__WORK TO COMPLETE__. Of the lines listed below, how many contain the string "values"? Answer with the number alone.

— start —

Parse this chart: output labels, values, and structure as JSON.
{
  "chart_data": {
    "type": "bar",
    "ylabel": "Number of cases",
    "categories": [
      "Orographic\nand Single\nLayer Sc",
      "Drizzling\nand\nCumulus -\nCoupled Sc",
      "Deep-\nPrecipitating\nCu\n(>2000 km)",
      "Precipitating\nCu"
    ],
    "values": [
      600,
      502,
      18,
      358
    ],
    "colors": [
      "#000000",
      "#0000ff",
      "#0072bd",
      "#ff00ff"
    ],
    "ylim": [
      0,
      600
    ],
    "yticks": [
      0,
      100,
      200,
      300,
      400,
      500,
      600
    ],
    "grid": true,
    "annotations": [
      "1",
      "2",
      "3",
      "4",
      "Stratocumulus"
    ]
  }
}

— end —

__RESPONSE BELOW__. 2